**What you need to do**:
**a.** In the English managers column below, shorten the paragraph that begins "Sean Dyche is the current favourite" into a short list, keeping its main facts.
**b.** In the English managers column below, which club did Scott Parker take over after leaving Bournemouth?
**c.** Write the next few paragraphs of the English managers column below, picking up after its final sentence.

**Source document**:
+ + + +
English managers Graham Potter and Frank Lampard

‘For the sake of English managers Potter has to succeed.’ Sorry but that is absolute nonsense. He has more in common with Thomas Frank than Sean Dyche.

England for the English
The bombastic Daily Telegraph headline caught Mediawatch’s attention:

‘Graham Potter and Frank Lampard failing would be an English disaster’

It would certainly be an inconvenience for Chelsea and Everton, and bordering on disastrous for Potter and Lampard themselves, but why would it be an ‘English disaster’? Mediawatch is English and frankly would not give a f*** if those two managers failed based purely on their nationality.

‘It is a pivotal time for English managers,’ begins the piece from Jason Burt. No, it’s a pivotal time for Potter and Lampard, who are the two Premier League managers currently under the most pressure. Why are we defining them by their nationality? What purpose does it serve?

‘If Potter and Lampard eventually fail it would reduce the number of English managers in the top-flight to two: Eddie Howe, who is excelling at Newcastle United, and Gary O’Neil who has only just been appointed on a permanent basis and is now finding life tough at Bournemouth.’

Yes. And? The Premier League is a global brand and attracts some of the best football managers in the world. Why does it matter if zero, three, seven or eight Premier League managers are English?

‘Two out of 20 is a paltry return for a country with such a powerful football heritage, such vast resources and with little prospect of other English coaches getting jobs if someone else is replaced. There are Welshmen, in Steve Cooper at Nottingham Forest and Nathan Jones at Southampton and the Northern Irishman Brendan Rodgers at Leicester City as well as Scot David Moyes at West Ham but narrowing it down to England the pool is as shallow as it has ever been.’

First, we’re not yet at two out of 20; Graham Potter is in no danger of being sacked by Chelsea and should Frank Lampard be evicted by Everton, the two favourites to replace him are both also English. This seems important.

But secondly, and we keep coming back to this point, why does it even matter? The elite Premier League clubs are rarely owned by Englishmen and Englishmen are the minority on the pitch, so why should we care how many are in the dug-out?

The answer, increasingly, is that the only people who really care are old-school journalists.

‘Sean Dyche is out-of-work and waiting, Scott Parker has bravely taken over at Club Brugge in Belgium – and has a Champions League last-16 tie against Benfica to look forward to – because he did not believe he would get a Premier League post after leaving Bournemouth. But, after that, it is delving into the Championship where, for example, Paul Heckingbottom has impressed at Sheffield United and Michael Carrick is showing early promise at Middlesbrough.’

Sean Dyche is the current favourite for the Everton job if Lampard is sacked, while Scott Parker was absolutely right to believe he would not get another Premier League post after failing at Fulham and Bournemouth. And both Heckingbottom and Carrick could be English managers in the Premier League next season. So even if you believe that a lack of English managers is a crisis, where exactly is this crisis?
+ + + +
**Material provided**:
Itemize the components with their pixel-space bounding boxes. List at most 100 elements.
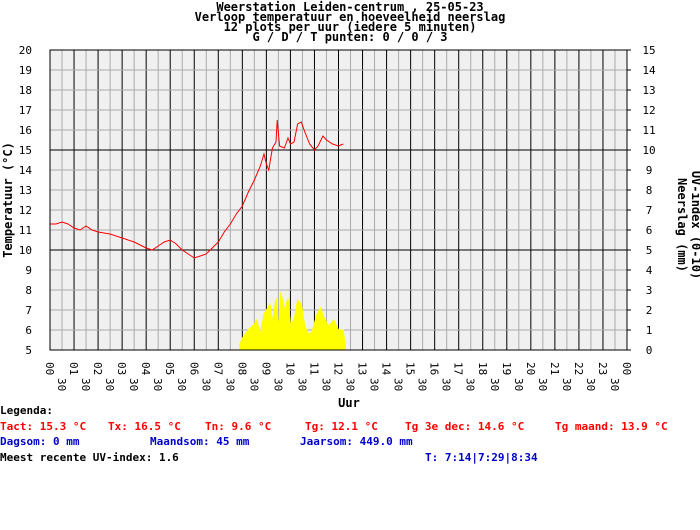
+ + + +
**Answers below**:
**a.**
- Sean Dyche is the current favourite for the Everton job if Lampard is sacked.
- Scott Parker was right to expect no further Premier League post after failing at Fulham and Bournemouth.
- Heckingbottom and Carrick could both be English managers in the Premier League next season.
- Even for those who see a lack of English managers as a crisis, it's hard to see where that crisis is.

**b.** Club Brugge in Belgium.

**c.**
‘For the sake of English managers Potter has to succeed. If he does not his successor will not be English.’

This makes almost zero sense. If Potter does not succeed, Chelsea might decide not to appoint another manager from the middle reaches of the Premier League, but that’s about experience, not nationality.

It’s absolutely true that his successor will not be English but only because there are no English candidates. Potter could turn things around, win the Champions League and walk out next summer and his successor would still not be English because there are no English candidates. The Blues’ US owners would probably look to replicate his success by bringing in Thomas Frank, not Sean Dyche.

‘Howe has taken Newcastle into the top six but Potter was the first Englishman to be appointed by a more established ‘elite’ club since Lampard at Chelsea, under special circumstances in 2019.’

A whole two Chelsea managers ago.

‘Before that it was Roy Hodgson at Liverpool in 2010, where he lasted just six months, and Harry Redknapp at Tottenham Hotspur in 2008 when they were still trying to break into that bracket. Tim Sherwood lasted five months at Tottenham before he was sacked in May 2014.’

It’s almost like club owners appoint largely proven managers they think might be a good fit for their teams of multi-ethic, multi-national players.

The idea that the success or failure of Potter at Chelsea will change this situation is absurd. Potter in particular – as the most un-English of English managers – is a test case for the over-achieving manager of a middling Premier League club, not a test case for Englishmen.

And the failure of Lampard should put an end to the over-promotion of excellent footballers, not the promotion of Englishmen. He has far more in common with Ole Gunnar Solskjaer than Chris Wilder.

So again, why should we care? Well, partly it seems because, well, ‘what would have happened had Gareth Southgate gone through with what he was considering and quit as England manager after the World Cup?’

Well, one thing that would not have happened is either Potter or Howe quitting their Premier League jobs for England. So quite what benefit comes to England from having English coaches among the Premier League elite is unclear. The irony is that England would have a far greater chance of appointing Potter if he failed at Chelsea or never took the job at all.

What might have happened is the appointment of Steve Holland, an English coach who was an assistant at Chelsea as they won two Premier League titles and was Southgate’s right-hand man as England reached the latter stages of three major tournaments. He does not even merit a mention in this latest prediction of ‘English disaster’ which is actually no disaster at all.

Whisper it, but Southgate was also a failed English Premier League manager. His Middlesbrough side was relegated back in the glory days of English managers in 2008/09 when seven of the bottom eight were managed by Englishmen. Funny how nobody called that an ‘English disaster’.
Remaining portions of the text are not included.